Written request » Write the material out again exactly.

Excerpted data »
· · ·

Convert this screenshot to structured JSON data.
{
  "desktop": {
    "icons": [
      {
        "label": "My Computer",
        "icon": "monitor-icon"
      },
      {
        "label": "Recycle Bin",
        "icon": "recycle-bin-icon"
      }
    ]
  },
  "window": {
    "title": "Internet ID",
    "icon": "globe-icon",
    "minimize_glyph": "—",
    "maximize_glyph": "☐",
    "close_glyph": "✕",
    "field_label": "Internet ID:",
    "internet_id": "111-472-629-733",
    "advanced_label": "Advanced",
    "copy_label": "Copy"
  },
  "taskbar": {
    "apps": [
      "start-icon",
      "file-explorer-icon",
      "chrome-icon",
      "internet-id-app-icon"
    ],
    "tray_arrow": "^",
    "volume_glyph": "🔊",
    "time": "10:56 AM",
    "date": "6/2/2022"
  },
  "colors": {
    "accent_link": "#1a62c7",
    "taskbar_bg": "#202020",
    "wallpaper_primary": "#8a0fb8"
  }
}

· · ·

Finished answer »
Convert this screenshot to structured JSON data.
{
  "desktop": {
    "icons": [
      {
        "label": "My Computer",
        "icon": "monitor-icon"
      },
      {
        "label": "Recycle Bin",
        "icon": "recycle-bin-icon"
      }
    ]
  },
  "window": {
    "title": "Internet ID",
    "icon": "globe-icon",
    "minimize_glyph": "—",
    "maximize_glyph": "☐",
    "close_glyph": "✕",
    "field_label": "Internet ID:",
    "internet_id": "111-472-629-733",
    "advanced_label": "Advanced",
    "copy_label": "Copy"
  },
  "taskbar": {
    "apps": [
      "start-icon",
      "file-explorer-icon",
      "chrome-icon",
      "internet-id-app-icon"
    ],
    "tray_arrow": "^",
    "volume_glyph": "🔊",
    "time": "10:56 AM",
    "date": "6/2/2022"
  },
  "colors": {
    "accent_link": "#1a62c7",
    "taskbar_bg": "#202020",
    "wallpaper_primary": "#8a0fb8"
  }
}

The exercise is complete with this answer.